## Set task
Restate the entire listing word for word.

Dataset excerpt:
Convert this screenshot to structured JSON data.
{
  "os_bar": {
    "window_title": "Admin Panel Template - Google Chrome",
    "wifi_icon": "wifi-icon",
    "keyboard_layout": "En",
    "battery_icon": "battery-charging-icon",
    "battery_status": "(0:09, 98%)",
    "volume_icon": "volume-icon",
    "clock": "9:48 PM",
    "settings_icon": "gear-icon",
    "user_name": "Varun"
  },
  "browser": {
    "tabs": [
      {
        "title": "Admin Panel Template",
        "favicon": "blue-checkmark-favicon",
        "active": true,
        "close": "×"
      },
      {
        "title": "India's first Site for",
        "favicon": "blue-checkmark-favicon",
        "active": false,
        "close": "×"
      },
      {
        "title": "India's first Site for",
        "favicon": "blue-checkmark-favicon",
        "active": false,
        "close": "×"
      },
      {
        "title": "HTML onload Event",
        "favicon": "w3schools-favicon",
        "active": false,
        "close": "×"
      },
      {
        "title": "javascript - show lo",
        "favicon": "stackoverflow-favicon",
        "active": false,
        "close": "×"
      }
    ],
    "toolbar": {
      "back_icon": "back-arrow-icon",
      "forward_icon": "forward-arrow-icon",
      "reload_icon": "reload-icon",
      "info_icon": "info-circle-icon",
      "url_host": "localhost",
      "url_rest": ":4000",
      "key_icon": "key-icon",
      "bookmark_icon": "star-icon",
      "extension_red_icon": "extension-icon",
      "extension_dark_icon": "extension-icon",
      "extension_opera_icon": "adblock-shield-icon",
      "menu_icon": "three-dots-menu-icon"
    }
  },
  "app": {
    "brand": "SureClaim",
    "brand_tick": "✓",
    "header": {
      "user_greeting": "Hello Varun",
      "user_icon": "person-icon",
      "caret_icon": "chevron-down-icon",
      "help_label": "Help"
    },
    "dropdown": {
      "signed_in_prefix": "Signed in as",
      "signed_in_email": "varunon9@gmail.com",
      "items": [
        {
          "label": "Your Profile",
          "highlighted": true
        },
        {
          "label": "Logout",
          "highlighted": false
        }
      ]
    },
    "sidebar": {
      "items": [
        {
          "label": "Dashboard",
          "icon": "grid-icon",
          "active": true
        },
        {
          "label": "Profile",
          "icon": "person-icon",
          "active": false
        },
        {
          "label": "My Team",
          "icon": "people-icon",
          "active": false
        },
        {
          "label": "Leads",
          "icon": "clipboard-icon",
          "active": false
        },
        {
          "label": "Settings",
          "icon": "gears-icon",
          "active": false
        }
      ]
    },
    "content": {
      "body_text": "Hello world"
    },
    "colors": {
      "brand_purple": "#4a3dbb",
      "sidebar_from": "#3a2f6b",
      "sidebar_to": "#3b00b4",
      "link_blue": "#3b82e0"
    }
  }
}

## Result for this exercise
Convert this screenshot to structured JSON data.
{
  "os_bar": {
    "window_title": "Admin Panel Template - Google Chrome",
    "wifi_icon": "wifi-icon",
    "keyboard_layout": "En",
    "battery_icon": "battery-charging-icon",
    "battery_status": "(0:09, 98%)",
    "volume_icon": "volume-icon",
    "clock": "9:48 PM",
    "settings_icon": "gear-icon",
    "user_name": "Varun"
  },
  "browser": {
    "tabs": [
      {
        "title": "Admin Panel Template",
        "favicon": "blue-checkmark-favicon",
        "active": true,
        "close": "×"
      },
      {
        "title": "India's first Site for",
        "favicon": "blue-checkmark-favicon",
        "active": false,
        "close": "×"
      },
      {
        "title": "India's first Site for",
        "favicon": "blue-checkmark-favicon",
        "active": false,
        "close": "×"
      },
      {
        "title": "HTML onload Event",
        "favicon": "w3schools-favicon",
        "active": false,
        "close": "×"
      },
      {
        "title": "javascript - show lo",
        "favicon": "stackoverflow-favicon",
        "active": false,
        "close": "×"
      }
    ],
    "toolbar": {
      "back_icon": "back-arrow-icon",
      "forward_icon": "forward-arrow-icon",
      "reload_icon": "reload-icon",
      "info_icon": "info-circle-icon",
      "url_host": "localhost",
      "url_rest": ":4000",
      "key_icon": "key-icon",
      "bookmark_icon": "star-icon",
      "extension_red_icon": "extension-icon",
      "extension_dark_icon": "extension-icon",
      "extension_opera_icon": "adblock-shield-icon",
      "menu_icon": "three-dots-menu-icon"
    }
  },
  "app": {
    "brand": "SureClaim",
    "brand_tick": "✓",
    "header": {
      "user_greeting": "Hello Varun",
      "user_icon": "person-icon",
      "caret_icon": "chevron-down-icon",
      "help_label": "Help"
    },
    "dropdown": {
      "signed_in_prefix": "Signed in as",
      "signed_in_email": "varunon9@gmail.com",
      "items": [
        {
          "label": "Your Profile",
          "highlighted": true
        },
        {
          "label": "Logout",
          "highlighted": false
        }
      ]
    },
    "sidebar": {
      "items": [
        {
          "label": "Dashboard",
          "icon": "grid-icon",
          "active": true
        },
        {
          "label": "Profile",
          "icon": "person-icon",
          "active": false
        },
        {
          "label": "My Team",
          "icon": "people-icon",
          "active": false
        },
        {
          "label": "Leads",
          "icon": "clipboard-icon",
          "active": false
        },
        {
          "label": "Settings",
          "icon": "gears-icon",
          "active": false
        }
      ]
    },
    "content": {
      "body_text": "Hello world"
    },
    "colors": {
      "brand_purple": "#4a3dbb",
      "sidebar_from": "#3a2f6b",
      "sidebar_to": "#3b00b4",
      "link_blue": "#3b82e0"
    }
  }
}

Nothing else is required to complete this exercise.